* **TASK**
Every line that holds "Bellušova" should be shown.

━━━ DATA RECORDS

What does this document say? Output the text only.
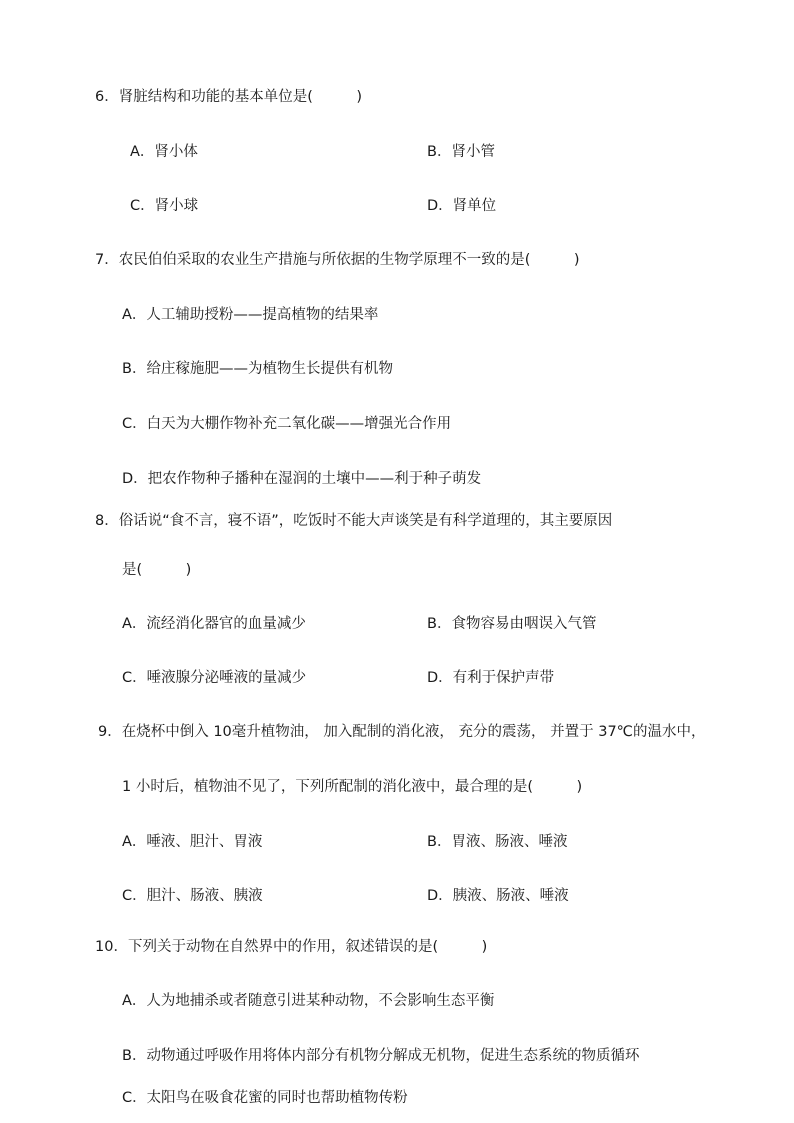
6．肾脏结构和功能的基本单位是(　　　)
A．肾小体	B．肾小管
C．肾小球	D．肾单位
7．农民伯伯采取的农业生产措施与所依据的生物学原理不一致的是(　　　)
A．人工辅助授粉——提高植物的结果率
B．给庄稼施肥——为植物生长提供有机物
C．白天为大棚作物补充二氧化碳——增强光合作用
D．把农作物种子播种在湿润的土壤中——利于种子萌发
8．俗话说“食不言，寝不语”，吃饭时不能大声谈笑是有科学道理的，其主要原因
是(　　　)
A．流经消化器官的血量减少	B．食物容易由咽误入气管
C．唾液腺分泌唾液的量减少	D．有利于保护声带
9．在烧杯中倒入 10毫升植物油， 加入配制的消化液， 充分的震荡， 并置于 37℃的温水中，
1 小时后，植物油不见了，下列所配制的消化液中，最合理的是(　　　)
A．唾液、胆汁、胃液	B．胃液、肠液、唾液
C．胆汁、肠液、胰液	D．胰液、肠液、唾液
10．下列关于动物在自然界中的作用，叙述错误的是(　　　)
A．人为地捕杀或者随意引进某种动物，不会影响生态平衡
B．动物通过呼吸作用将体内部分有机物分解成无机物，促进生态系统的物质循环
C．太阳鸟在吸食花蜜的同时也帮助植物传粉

━━━━━━
━━━ DATA RECORDS

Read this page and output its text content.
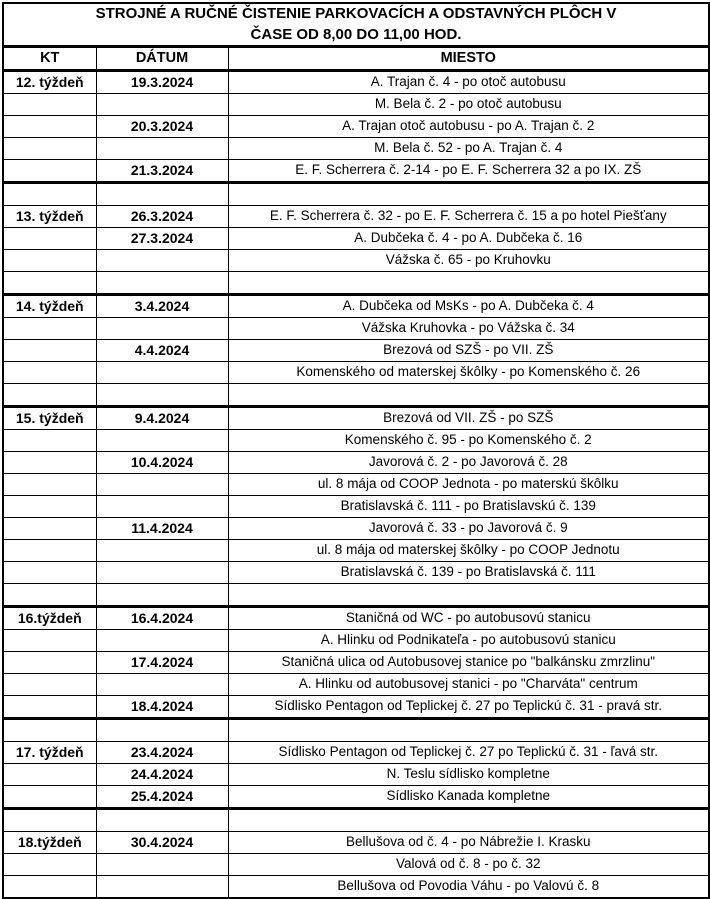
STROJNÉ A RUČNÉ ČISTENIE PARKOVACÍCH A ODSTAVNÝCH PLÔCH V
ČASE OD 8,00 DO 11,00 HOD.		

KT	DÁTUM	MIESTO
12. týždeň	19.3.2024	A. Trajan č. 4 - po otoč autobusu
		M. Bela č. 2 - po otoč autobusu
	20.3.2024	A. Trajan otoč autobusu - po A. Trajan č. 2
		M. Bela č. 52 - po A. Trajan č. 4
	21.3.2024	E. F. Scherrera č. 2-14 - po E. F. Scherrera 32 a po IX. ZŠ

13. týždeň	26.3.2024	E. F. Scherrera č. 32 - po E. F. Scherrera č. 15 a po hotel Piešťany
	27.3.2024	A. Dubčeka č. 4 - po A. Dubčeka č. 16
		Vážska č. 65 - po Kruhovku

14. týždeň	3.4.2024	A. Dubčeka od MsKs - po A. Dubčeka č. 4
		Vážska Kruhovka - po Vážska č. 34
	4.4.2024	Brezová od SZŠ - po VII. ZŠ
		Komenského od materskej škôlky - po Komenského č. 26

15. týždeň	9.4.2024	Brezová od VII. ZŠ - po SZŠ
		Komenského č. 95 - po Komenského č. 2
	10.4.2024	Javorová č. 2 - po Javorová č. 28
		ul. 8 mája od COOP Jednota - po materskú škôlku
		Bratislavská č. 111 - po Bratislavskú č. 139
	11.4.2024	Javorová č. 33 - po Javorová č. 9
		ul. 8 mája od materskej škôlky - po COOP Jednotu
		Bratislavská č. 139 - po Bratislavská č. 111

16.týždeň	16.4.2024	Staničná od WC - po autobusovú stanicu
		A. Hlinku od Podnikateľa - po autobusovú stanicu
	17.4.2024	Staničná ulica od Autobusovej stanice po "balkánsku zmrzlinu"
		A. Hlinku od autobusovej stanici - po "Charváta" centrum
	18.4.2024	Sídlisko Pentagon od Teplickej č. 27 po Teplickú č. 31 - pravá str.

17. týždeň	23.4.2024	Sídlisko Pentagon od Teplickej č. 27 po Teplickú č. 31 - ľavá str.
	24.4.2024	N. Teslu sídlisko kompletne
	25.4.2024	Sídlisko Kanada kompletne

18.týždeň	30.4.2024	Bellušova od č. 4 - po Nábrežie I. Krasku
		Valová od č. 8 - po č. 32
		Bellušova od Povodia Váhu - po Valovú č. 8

━━━━━━

* **OUTPUT FOR THIS TASK**
18.týždeň	30.4.2024	Bellušova od č. 4 - po Nábrežie I. Krasku
		Bellušova od Povodia Váhu - po Valovú č. 8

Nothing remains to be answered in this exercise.